BEGIN

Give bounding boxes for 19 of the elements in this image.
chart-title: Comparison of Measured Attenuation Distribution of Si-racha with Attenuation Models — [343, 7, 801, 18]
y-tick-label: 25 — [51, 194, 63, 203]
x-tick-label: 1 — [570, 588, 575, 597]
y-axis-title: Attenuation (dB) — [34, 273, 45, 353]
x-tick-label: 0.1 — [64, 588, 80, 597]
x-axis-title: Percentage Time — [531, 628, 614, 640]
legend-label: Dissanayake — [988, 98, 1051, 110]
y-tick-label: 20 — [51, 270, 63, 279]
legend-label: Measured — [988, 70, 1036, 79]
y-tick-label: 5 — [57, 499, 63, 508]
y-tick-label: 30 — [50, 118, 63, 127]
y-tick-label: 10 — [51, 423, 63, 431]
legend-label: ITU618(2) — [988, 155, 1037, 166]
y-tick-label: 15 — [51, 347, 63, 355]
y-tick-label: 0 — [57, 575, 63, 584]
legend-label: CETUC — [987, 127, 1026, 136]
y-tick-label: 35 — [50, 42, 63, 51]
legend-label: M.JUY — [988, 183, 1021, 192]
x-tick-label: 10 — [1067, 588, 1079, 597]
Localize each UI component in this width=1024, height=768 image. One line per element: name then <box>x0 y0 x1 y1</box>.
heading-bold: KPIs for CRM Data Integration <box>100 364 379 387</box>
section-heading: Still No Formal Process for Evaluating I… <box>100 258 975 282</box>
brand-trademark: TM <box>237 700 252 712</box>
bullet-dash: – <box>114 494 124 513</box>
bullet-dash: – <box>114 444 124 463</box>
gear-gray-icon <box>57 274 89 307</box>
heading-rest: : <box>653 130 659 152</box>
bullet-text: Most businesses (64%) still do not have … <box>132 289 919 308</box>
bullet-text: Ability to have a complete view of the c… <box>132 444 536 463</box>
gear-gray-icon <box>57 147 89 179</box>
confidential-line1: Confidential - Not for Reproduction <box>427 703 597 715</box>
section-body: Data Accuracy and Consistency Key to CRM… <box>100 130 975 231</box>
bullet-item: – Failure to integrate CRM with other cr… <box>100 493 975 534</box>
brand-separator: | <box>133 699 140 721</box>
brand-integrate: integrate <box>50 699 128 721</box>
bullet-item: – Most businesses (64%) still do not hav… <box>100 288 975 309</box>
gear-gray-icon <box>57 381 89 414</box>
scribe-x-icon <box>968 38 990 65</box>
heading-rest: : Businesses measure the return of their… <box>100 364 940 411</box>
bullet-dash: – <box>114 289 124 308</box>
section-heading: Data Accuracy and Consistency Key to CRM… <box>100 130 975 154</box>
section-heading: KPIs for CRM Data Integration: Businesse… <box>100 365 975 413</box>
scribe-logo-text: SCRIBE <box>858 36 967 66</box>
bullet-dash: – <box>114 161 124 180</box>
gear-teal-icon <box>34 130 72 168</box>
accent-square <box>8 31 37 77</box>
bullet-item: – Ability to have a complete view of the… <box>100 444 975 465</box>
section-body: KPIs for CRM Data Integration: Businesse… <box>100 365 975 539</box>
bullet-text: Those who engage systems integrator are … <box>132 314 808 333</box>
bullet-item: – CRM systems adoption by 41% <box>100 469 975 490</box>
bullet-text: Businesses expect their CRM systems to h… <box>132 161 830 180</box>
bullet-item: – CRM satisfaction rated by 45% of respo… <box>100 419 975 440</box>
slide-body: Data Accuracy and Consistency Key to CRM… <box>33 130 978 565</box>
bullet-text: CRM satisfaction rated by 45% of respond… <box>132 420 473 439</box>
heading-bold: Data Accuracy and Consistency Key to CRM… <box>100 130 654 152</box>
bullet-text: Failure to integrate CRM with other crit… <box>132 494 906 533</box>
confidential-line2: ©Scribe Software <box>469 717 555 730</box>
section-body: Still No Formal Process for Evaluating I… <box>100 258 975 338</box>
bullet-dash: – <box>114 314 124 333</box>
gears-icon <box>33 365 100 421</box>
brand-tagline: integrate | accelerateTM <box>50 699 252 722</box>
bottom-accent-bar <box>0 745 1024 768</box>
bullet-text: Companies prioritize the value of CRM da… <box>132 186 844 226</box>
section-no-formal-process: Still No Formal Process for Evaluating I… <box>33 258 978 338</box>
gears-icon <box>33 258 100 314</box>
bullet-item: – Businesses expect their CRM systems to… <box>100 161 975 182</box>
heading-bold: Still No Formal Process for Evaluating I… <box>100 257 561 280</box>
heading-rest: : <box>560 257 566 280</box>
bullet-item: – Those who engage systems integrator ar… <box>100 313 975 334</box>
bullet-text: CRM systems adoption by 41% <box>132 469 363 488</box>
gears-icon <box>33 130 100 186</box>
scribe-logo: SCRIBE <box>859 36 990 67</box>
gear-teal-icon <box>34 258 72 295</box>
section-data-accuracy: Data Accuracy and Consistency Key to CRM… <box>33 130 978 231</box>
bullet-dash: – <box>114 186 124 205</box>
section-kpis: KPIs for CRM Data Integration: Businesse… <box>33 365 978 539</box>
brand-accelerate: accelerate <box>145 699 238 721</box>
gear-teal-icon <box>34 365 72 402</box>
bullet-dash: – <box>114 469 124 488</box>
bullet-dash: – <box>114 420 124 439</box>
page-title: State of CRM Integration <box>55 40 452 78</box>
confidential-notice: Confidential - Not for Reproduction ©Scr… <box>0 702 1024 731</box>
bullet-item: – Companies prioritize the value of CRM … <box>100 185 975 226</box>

END

- **Brief**
Output all of the rows above again, character for character and in their original order.

- **Output of the task**
Give bounding boxes for 19 of the elements in this image.
chart-title: Comparison of Measured Attenuation Distribution of Si-racha with Attenuation Models — [343, 7, 801, 18]
y-tick-label: 25 — [51, 194, 63, 203]
x-tick-label: 1 — [570, 588, 575, 597]
y-axis-title: Attenuation (dB) — [34, 273, 45, 353]
x-tick-label: 0.1 — [64, 588, 80, 597]
x-axis-title: Percentage Time — [531, 628, 614, 640]
legend-label: Dissanayake — [988, 98, 1051, 110]
y-tick-label: 20 — [51, 270, 63, 279]
legend-label: Measured — [988, 70, 1036, 79]
y-tick-label: 5 — [57, 499, 63, 508]
y-tick-label: 30 — [50, 118, 63, 127]
y-tick-label: 10 — [51, 423, 63, 431]
legend-label: ITU618(2) — [988, 155, 1037, 166]
y-tick-label: 15 — [51, 347, 63, 355]
y-tick-label: 0 — [57, 575, 63, 584]
legend-label: CETUC — [987, 127, 1026, 136]
y-tick-label: 35 — [50, 42, 63, 51]
legend-label: M.JUY — [988, 183, 1021, 192]
x-tick-label: 10 — [1067, 588, 1079, 597]
Localize each UI component in this width=1024, height=768 image. One line per element: name then <box>x0 y0 x1 y1</box>.
heading-bold: KPIs for CRM Data Integration <box>100 364 379 387</box>
section-heading: Still No Formal Process for Evaluating I… <box>100 258 975 282</box>
brand-trademark: TM <box>237 700 252 712</box>
bullet-dash: – <box>114 494 124 513</box>
bullet-dash: – <box>114 444 124 463</box>
gear-gray-icon <box>57 274 89 307</box>
heading-rest: : <box>653 130 659 152</box>
bullet-text: Most businesses (64%) still do not have … <box>132 289 919 308</box>
bullet-text: Ability to have a complete view of the c… <box>132 444 536 463</box>
gear-gray-icon <box>57 147 89 179</box>
confidential-line1: Confidential - Not for Reproduction <box>427 703 597 715</box>
section-body: Data Accuracy and Consistency Key to CRM… <box>100 130 975 231</box>
bullet-item: – Failure to integrate CRM with other cr… <box>100 493 975 534</box>
brand-separator: | <box>133 699 140 721</box>
brand-integrate: integrate <box>50 699 128 721</box>
bullet-item: – Most businesses (64%) still do not hav… <box>100 288 975 309</box>
gear-gray-icon <box>57 381 89 414</box>
scribe-x-icon <box>968 38 990 65</box>
heading-rest: : Businesses measure the return of their… <box>100 364 940 411</box>
bullet-dash: – <box>114 289 124 308</box>
section-heading: Data Accuracy and Consistency Key to CRM… <box>100 130 975 154</box>
section-heading: KPIs for CRM Data Integration: Businesse… <box>100 365 975 413</box>
scribe-logo-text: SCRIBE <box>858 36 967 66</box>
bullet-dash: – <box>114 161 124 180</box>
gear-teal-icon <box>34 130 72 168</box>
accent-square <box>8 31 37 77</box>
bullet-item: – Ability to have a complete view of the… <box>100 444 975 465</box>
section-body: KPIs for CRM Data Integration: Businesse… <box>100 365 975 539</box>
bullet-text: Those who engage systems integrator are … <box>132 314 808 333</box>
bullet-item: – CRM systems adoption by 41% <box>100 469 975 490</box>
bullet-text: Businesses expect their CRM systems to h… <box>132 161 830 180</box>
bullet-item: – CRM satisfaction rated by 45% of respo… <box>100 419 975 440</box>
slide-body: Data Accuracy and Consistency Key to CRM… <box>33 130 978 565</box>
bullet-text: CRM satisfaction rated by 45% of respond… <box>132 420 473 439</box>
heading-bold: Data Accuracy and Consistency Key to CRM… <box>100 130 654 152</box>
bullet-text: Failure to integrate CRM with other crit… <box>132 494 906 533</box>
confidential-line2: ©Scribe Software <box>469 717 555 730</box>
section-body: Still No Formal Process for Evaluating I… <box>100 258 975 338</box>
bullet-dash: – <box>114 314 124 333</box>
gears-icon <box>33 365 100 421</box>
brand-tagline: integrate | accelerateTM <box>50 699 252 722</box>
bottom-accent-bar <box>0 745 1024 768</box>
bullet-text: Companies prioritize the value of CRM da… <box>132 186 844 226</box>
section-no-formal-process: Still No Formal Process for Evaluating I… <box>33 258 978 338</box>
gears-icon <box>33 258 100 314</box>
bullet-item: – Businesses expect their CRM systems to… <box>100 161 975 182</box>
heading-bold: Still No Formal Process for Evaluating I… <box>100 257 561 280</box>
heading-rest: : <box>560 257 566 280</box>
bullet-item: – Those who engage systems integrator ar… <box>100 313 975 334</box>
bullet-text: CRM systems adoption by 41% <box>132 469 363 488</box>
gears-icon <box>33 130 100 186</box>
scribe-logo: SCRIBE <box>859 36 990 67</box>
gear-teal-icon <box>34 258 72 295</box>
section-data-accuracy: Data Accuracy and Consistency Key to CRM… <box>33 130 978 231</box>
bullet-dash: – <box>114 186 124 205</box>
section-kpis: KPIs for CRM Data Integration: Businesse… <box>33 365 978 539</box>
brand-accelerate: accelerate <box>145 699 238 721</box>
gear-teal-icon <box>34 365 72 402</box>
bullet-dash: – <box>114 469 124 488</box>
bullet-dash: – <box>114 420 124 439</box>
page-title: State of CRM Integration <box>55 40 452 78</box>
confidential-notice: Confidential - Not for Reproduction ©Scr… <box>0 702 1024 731</box>
bullet-item: – Companies prioritize the value of CRM … <box>100 185 975 226</box>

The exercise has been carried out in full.